### SOURCE PASSAGE
USA: Ugly Betty (2006)

With her big smile and her signature poncho, Betty Suárez (America Ferrera) made her mark on American network television. Produced by Salma Hayek and developed by Silvio Horta, ABC’s Ugly Betty nixed the romantic plot that usually drove the Betty stories and turned it instead into a warm-hearted championing of Latina independence even as it also made strides in LGBT representation via Betty’s nephew, Justin (played by Mark Indelicato), and campy fan-favorite Michael Urie’s Mark St. James. It ran for four seasons and won its leading lady an Emmy, a Golden Globe, and a SAG award, not to mention the hearts of Americans near and far.


Spain: Yo soy Bea (2006)

Yo soy Bea (I am Bea) plays up the very issues of beauty and ugliness in its title, which puns on beauty (“bea”) and ugly (“fea”). Ruth Núñez (who played Beatriz “Bea” Pérez Pinzón) and Alejandro Tous (who played Álvaro Aguilar) became a couple during the run of the show, which spawned its own brand of fans (feonautas). Like in the German version, the series’ success meant that after Bea and Álvaro married and Núñez and Tous left, the show just kept going on without them.


The Philippines: I ♥ Betty la Fea (2008)

Moving away from fashion houses, the Philippines’ version of Betty la fea was set in a prestigious advertising agency, Ecomoda Manila. The project brought together Bea Alonzo and her frequent on-screen romantic lead, John Lloyd Cruz. The record-breaking show stands alone in the Betty adaptations by being the only one which didn’t give its lead a makeover, letting Bea embrace her own inner beauty instead.


Poland: BrzydUla (2008)

BrzydUla (Ugly) starred Julia Kamińska as Ula Cieplak, making the title another clever pun, embedding in itself not only the word for “ugly” but the protagonist’s name as well. Ula works at Domu Mody Febo & Dobrzański, a prestigious Warsaw fashion house. On top of playing the lead character, Kamińska also sang the title song of the show and wrote several episodes of the series. Despite pushing yet another romance, this is one of the few international Bettys that never featured a wedding between Ula and her boss Marek Dobrzański (played by Filip Bobek).


China: Chou Nu Wu Di (2008)

### PROVIDED RECORDS
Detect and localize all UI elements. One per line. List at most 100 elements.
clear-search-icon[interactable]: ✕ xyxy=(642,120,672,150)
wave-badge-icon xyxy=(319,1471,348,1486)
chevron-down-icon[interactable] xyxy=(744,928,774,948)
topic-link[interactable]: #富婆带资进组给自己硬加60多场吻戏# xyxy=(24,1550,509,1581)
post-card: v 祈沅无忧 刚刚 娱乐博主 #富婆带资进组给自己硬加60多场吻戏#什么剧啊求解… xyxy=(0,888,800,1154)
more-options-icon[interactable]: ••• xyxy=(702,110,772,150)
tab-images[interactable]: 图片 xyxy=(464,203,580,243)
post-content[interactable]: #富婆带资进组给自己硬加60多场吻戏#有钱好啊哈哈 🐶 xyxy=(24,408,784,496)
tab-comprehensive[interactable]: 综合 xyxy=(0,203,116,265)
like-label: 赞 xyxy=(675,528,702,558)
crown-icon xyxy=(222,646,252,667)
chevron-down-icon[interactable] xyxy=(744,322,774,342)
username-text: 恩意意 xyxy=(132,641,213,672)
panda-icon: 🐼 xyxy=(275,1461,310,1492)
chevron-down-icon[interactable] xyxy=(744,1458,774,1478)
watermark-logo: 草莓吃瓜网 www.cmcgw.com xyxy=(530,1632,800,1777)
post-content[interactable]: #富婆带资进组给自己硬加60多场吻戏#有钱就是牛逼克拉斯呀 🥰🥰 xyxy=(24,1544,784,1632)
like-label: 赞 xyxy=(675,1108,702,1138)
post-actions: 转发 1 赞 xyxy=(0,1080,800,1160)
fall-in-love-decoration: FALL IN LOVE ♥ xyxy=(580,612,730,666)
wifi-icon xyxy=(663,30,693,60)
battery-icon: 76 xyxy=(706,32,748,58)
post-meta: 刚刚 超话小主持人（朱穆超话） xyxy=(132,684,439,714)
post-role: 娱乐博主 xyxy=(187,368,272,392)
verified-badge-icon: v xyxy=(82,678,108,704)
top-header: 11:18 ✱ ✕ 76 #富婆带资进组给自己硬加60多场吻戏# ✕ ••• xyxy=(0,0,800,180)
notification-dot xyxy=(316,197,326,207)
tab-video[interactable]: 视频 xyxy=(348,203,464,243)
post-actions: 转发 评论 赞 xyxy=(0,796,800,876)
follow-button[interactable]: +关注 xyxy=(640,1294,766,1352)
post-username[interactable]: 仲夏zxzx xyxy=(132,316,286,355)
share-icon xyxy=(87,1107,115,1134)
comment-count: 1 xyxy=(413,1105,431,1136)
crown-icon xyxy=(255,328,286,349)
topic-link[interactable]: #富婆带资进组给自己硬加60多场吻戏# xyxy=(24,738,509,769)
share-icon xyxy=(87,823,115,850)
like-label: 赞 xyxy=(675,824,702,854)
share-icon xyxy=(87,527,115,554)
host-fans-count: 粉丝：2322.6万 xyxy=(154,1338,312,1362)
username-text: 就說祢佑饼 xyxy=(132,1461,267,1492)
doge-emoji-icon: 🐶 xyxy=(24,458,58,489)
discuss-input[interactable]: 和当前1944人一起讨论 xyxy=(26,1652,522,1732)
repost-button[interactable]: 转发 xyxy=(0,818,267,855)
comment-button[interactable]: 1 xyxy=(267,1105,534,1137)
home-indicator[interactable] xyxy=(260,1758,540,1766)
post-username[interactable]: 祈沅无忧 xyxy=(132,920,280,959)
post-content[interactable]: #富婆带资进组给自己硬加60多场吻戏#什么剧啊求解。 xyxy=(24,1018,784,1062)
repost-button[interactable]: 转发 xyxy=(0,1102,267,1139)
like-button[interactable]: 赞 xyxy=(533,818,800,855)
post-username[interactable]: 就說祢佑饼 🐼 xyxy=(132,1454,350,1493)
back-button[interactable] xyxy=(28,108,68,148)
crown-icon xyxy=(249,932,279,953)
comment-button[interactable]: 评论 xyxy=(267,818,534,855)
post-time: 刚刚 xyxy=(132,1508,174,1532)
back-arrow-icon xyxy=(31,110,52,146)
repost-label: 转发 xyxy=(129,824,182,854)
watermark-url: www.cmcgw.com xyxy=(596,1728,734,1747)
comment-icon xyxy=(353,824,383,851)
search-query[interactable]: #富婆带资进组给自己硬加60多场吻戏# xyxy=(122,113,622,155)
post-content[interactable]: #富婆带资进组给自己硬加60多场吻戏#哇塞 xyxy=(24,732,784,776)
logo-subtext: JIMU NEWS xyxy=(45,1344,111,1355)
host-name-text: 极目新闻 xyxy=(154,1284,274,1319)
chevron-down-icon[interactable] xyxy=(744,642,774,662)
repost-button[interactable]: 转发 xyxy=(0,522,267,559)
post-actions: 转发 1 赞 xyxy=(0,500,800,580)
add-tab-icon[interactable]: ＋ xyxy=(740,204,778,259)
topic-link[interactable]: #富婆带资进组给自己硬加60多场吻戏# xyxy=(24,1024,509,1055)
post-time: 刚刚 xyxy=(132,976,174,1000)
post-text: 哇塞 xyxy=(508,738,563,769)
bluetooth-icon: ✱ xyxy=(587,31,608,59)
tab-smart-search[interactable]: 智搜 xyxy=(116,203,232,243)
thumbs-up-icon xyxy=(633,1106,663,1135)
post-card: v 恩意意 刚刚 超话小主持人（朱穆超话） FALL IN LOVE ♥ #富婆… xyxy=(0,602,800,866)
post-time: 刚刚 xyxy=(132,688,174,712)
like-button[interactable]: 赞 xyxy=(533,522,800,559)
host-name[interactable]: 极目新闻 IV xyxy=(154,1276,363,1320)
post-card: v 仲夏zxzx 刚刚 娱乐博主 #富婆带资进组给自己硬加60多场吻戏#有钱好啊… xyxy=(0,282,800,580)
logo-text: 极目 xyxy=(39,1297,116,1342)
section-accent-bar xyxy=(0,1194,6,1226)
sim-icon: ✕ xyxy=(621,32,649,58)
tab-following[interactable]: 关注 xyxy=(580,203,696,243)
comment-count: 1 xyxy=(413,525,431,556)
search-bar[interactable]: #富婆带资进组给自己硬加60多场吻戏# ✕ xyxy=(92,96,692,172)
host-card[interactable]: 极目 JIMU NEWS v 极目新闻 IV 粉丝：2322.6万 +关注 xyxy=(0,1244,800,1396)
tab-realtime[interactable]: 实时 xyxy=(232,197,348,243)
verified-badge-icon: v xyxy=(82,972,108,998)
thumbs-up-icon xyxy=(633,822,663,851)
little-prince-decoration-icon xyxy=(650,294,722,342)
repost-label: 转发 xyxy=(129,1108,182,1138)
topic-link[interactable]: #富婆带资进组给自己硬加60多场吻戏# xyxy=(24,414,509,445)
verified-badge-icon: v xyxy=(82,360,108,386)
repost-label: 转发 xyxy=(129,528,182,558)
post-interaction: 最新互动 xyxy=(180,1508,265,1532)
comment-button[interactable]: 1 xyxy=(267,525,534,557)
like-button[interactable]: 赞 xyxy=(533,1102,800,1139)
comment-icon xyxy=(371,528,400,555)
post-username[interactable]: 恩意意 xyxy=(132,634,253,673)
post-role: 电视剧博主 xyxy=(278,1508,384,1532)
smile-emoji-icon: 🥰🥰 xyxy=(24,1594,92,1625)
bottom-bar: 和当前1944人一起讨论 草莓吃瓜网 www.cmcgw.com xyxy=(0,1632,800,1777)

### WHAT THE TASK REQUIRES
Continue the overview of international versions of Betty la fea from its last line, the heading "China: Chou Nu Wu Di (2008)".

### ANSWER AREA
Televisa also joined forces with Hunan Satellite TV (aka HunanTV) to produce Chou Nu Wu Di (The Ugly Girl Without Rival). The show centered on Lin Wu Din (played by Li Xin Ru) and her boss at an advertising agency, Fei De Nan (played by Liu Xiao). This workplace was popular in Betty adaptations for the way it allowed sponsors an easy way to capitalize on the growing popularity of the many series (in fact, the Chinese soap opera is sponsored by Unilever’s Dove brand which is promoted in various storylines within the show).


Brazil: Bela, a Feia (2009)

Co-produced by Mexico’s Televisa and Brazil’s Rede Record, Bela, a Feia (Ugly Bela) starred Mexican-Brazilian actress Giselle Itiê as Bela and Bruno Ferrari as Rodrigo Ávila, Bela’s boss. The setting this time around was +/Brasil, yet another advertising agency. This may be the adaptation that least resembles the Colombian original, with Bela’s backstory including having been a part of a comedy duo with her brother, who she believes was killed in an accident alongside her father (spoiler alert: they’re still alive). Following the tradition of great Brazilian ensemble dramas, Bela, a Feia had an assortment of characters and storylines, many of which don’t have any counterparts in the Colombian telenovela (or the American show).


Georgia: Gogona Gareubnidan (2010)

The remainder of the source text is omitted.